### What the task requires
Return every line of the records below verbatim, with no pictures in the copy.

### Task data
"""

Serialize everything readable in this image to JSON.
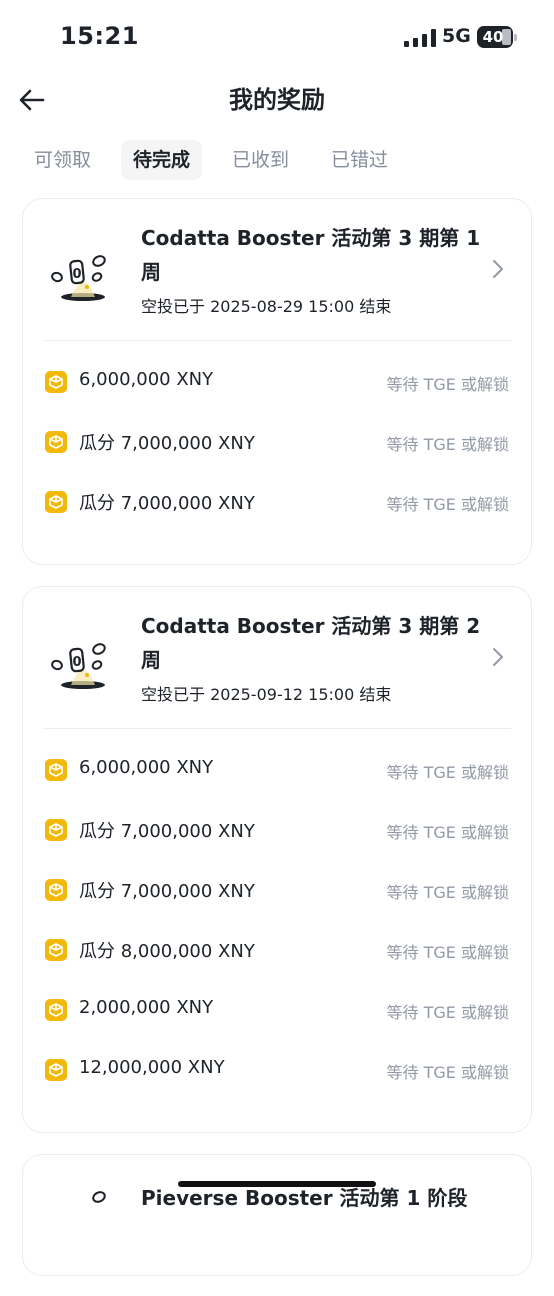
{
  "status_bar": {
    "time": "15:21",
    "network": "5G",
    "battery": "40"
  },
  "header": {
    "title": "我的奖励"
  },
  "tabs": [
    {
      "label": "可领取"
    },
    {
      "label": "待完成"
    },
    {
      "label": "已收到"
    },
    {
      "label": "已错过"
    }
  ],
  "active_tab": "待完成",
  "cards": [
    {
      "title": "Codatta Booster 活动第 3 期第 1 周",
      "subtitle": "空投已于 2025-08-29 15:00 结束",
      "rewards": [
        {
          "amount": "6,000,000 XNY",
          "status": "等待 TGE 或解锁"
        },
        {
          "amount": "瓜分 7,000,000 XNY",
          "status": "等待 TGE 或解锁"
        },
        {
          "amount": "瓜分 7,000,000 XNY",
          "status": "等待 TGE 或解锁"
        }
      ]
    },
    {
      "title": "Codatta Booster 活动第 3 期第 2 周",
      "subtitle": "空投已于 2025-09-12 15:00 结束",
      "rewards": [
        {
          "amount": "6,000,000 XNY",
          "status": "等待 TGE 或解锁"
        },
        {
          "amount": "瓜分 7,000,000 XNY",
          "status": "等待 TGE 或解锁"
        },
        {
          "amount": "瓜分 7,000,000 XNY",
          "status": "等待 TGE 或解锁"
        },
        {
          "amount": "瓜分 8,000,000 XNY",
          "status": "等待 TGE 或解锁"
        },
        {
          "amount": "2,000,000 XNY",
          "status": "等待 TGE 或解锁"
        },
        {
          "amount": "12,000,000 XNY",
          "status": "等待 TGE 或解锁"
        }
      ]
    },
    {
      "title": "Pieverse Booster 活动第 1 阶段",
      "subtitle": "",
      "rewards": []
    }
  ],
  "colors": {
    "accent": "#f0b90b",
    "text": "#1e2329",
    "muted": "#929aa5",
    "tab_active_bg": "#f5f5f5",
    "border": "#eaecef"
  }
}
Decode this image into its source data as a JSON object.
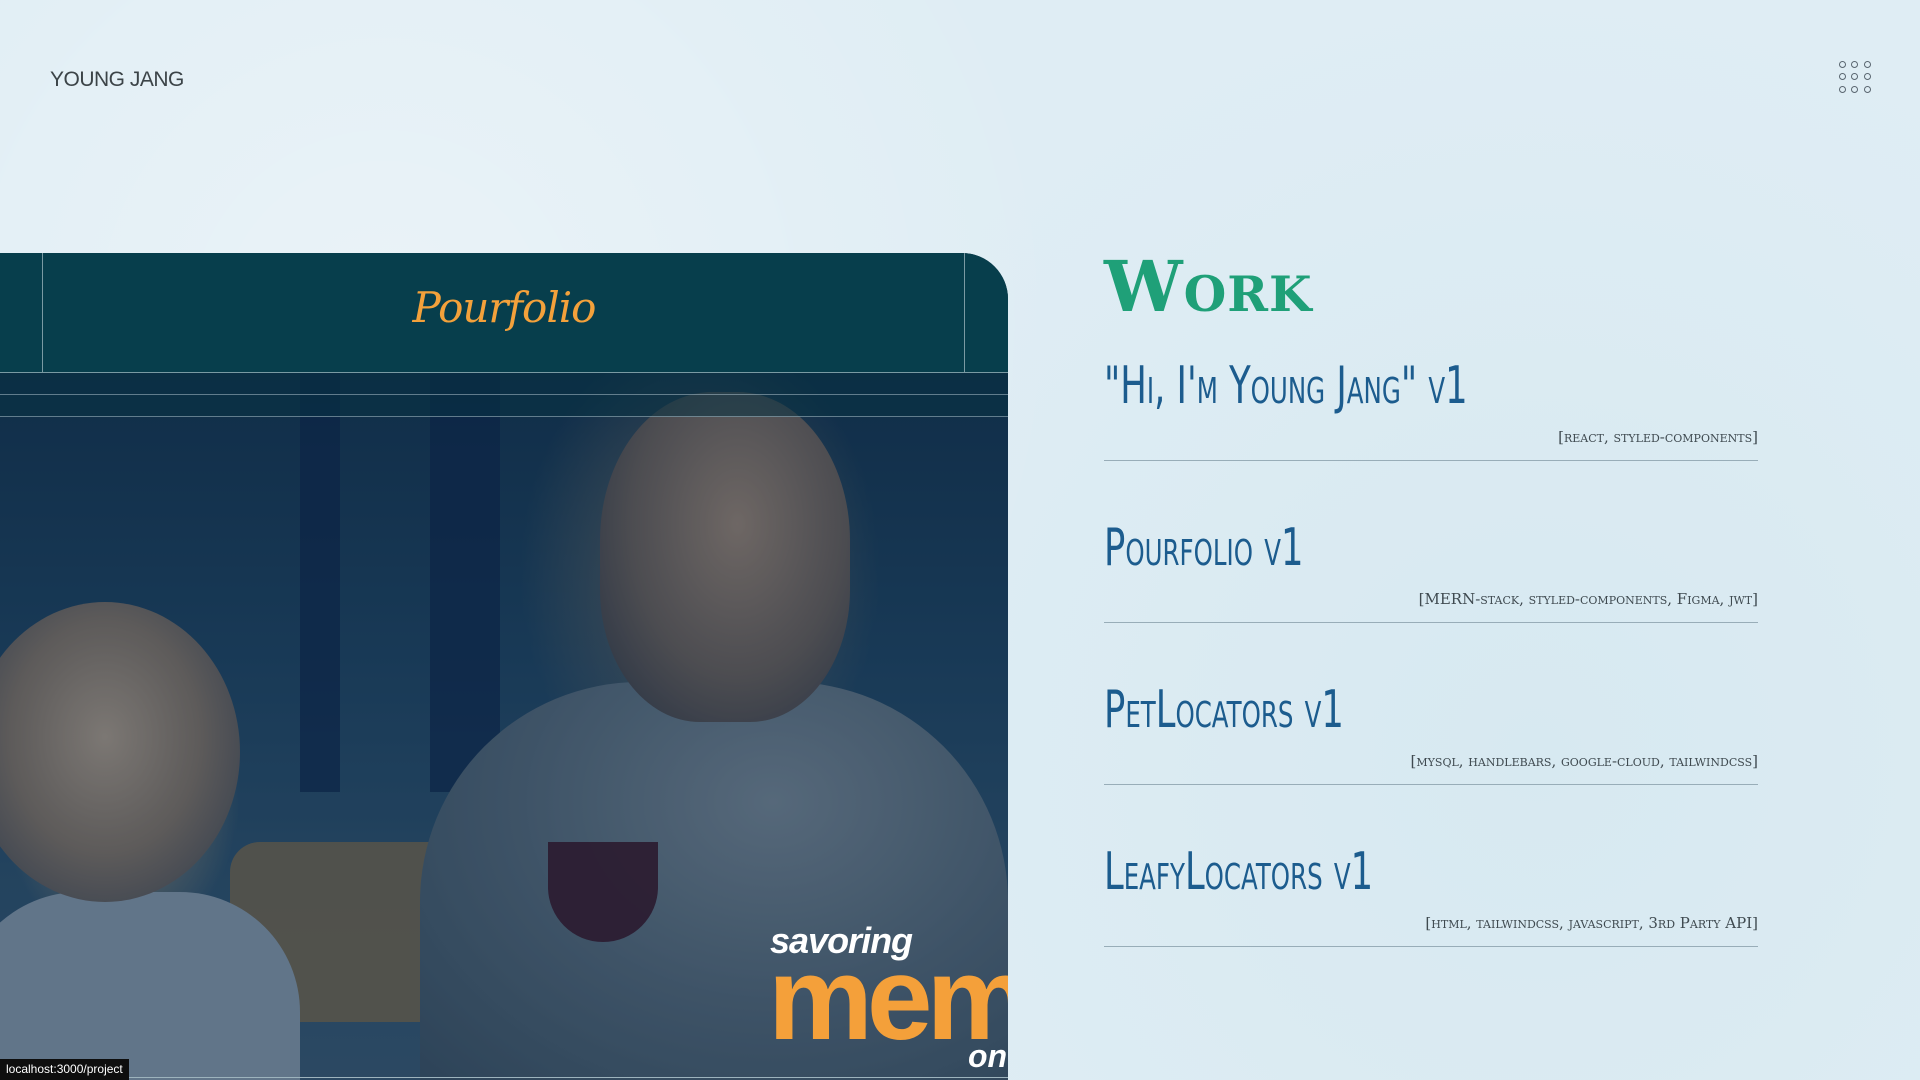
{
  "header": {
    "brand": "YOUNG JANG",
    "menu_icon": "grid-dots-icon"
  },
  "preview": {
    "logo": "Pourfolio",
    "tagline_small": "savoring",
    "tagline_big": "mem",
    "tagline_on": "on"
  },
  "work": {
    "title": "Work",
    "projects": [
      {
        "name": "\"Hi, I'm Young Jang\" v1",
        "tags": "[react, styled-components]"
      },
      {
        "name": "Pourfolio v1",
        "tags": "[MERN-stack, styled-components, Figma, jwt]"
      },
      {
        "name": "PetLocators v1",
        "tags": "[mysql, handlebars, google-cloud, tailwindcss]"
      },
      {
        "name": "LeafyLocators v1",
        "tags": "[html, tailwindcss, javascript, 3rd Party API]"
      }
    ]
  },
  "status": {
    "url": "localhost:3000/project"
  },
  "colors": {
    "background": "#dfedf4",
    "work_title": "#1fa078",
    "project_name": "#1c5c8e",
    "preview_nav": "#073e4c",
    "accent_orange": "#f4a03a"
  }
}
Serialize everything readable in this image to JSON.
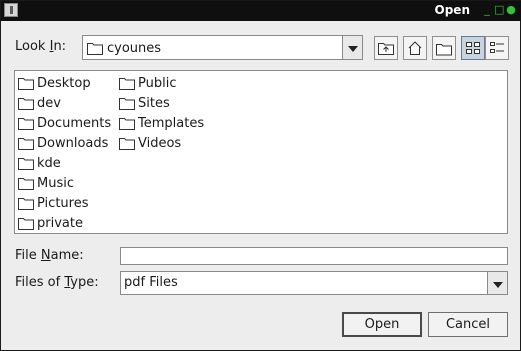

"""

### Answer to this task
Serialize everything readable in this image to JSON.
{
  "status_bar": {
    "time": "15:21",
    "network": "5G",
    "battery": "40"
  },
  "header": {
    "title": "我的奖励"
  },
  "tabs": [
    {
      "label": "可领取"
    },
    {
      "label": "待完成"
    },
    {
      "label": "已收到"
    },
    {
      "label": "已错过"
    }
  ],
  "active_tab": "待完成",
  "cards": [
    {
      "title": "Codatta Booster 活动第 3 期第 1 周",
      "subtitle": "空投已于 2025-08-29 15:00 结束",
      "rewards": [
        {
          "amount": "6,000,000 XNY",
          "status": "等待 TGE 或解锁"
        },
        {
          "amount": "瓜分 7,000,000 XNY",
          "status": "等待 TGE 或解锁"
        },
        {
          "amount": "瓜分 7,000,000 XNY",
          "status": "等待 TGE 或解锁"
        }
      ]
    },
    {
      "title": "Codatta Booster 活动第 3 期第 2 周",
      "subtitle": "空投已于 2025-09-12 15:00 结束",
      "rewards": [
        {
          "amount": "6,000,000 XNY",
          "status": "等待 TGE 或解锁"
        },
        {
          "amount": "瓜分 7,000,000 XNY",
          "status": "等待 TGE 或解锁"
        },
        {
          "amount": "瓜分 7,000,000 XNY",
          "status": "等待 TGE 或解锁"
        },
        {
          "amount": "瓜分 8,000,000 XNY",
          "status": "等待 TGE 或解锁"
        },
        {
          "amount": "2,000,000 XNY",
          "status": "等待 TGE 或解锁"
        },
        {
          "amount": "12,000,000 XNY",
          "status": "等待 TGE 或解锁"
        }
      ]
    },
    {
      "title": "Pieverse Booster 活动第 1 阶段",
      "subtitle": "",
      "rewards": []
    }
  ],
  "colors": {
    "accent": "#f0b90b",
    "text": "#1e2329",
    "muted": "#929aa5",
    "tab_active_bg": "#f5f5f5",
    "border": "#eaecef"
  }
}
Decode this image into its source data as a JSON object.
{
  "header": {
    "brand": "YOUNG JANG",
    "menu_icon": "grid-dots-icon"
  },
  "preview": {
    "logo": "Pourfolio",
    "tagline_small": "savoring",
    "tagline_big": "mem",
    "tagline_on": "on"
  },
  "work": {
    "title": "Work",
    "projects": [
      {
        "name": "\"Hi, I'm Young Jang\" v1",
        "tags": "[react, styled-components]"
      },
      {
        "name": "Pourfolio v1",
        "tags": "[MERN-stack, styled-components, Figma, jwt]"
      },
      {
        "name": "PetLocators v1",
        "tags": "[mysql, handlebars, google-cloud, tailwindcss]"
      },
      {
        "name": "LeafyLocators v1",
        "tags": "[html, tailwindcss, javascript, 3rd Party API]"
      }
    ]
  },
  "status": {
    "url": "localhost:3000/project"
  },
  "colors": {
    "background": "#dfedf4",
    "work_title": "#1fa078",
    "project_name": "#1c5c8e",
    "preview_nav": "#073e4c",
    "accent_orange": "#f4a03a"
  }
}
Serialize everything readable in this image to JSON.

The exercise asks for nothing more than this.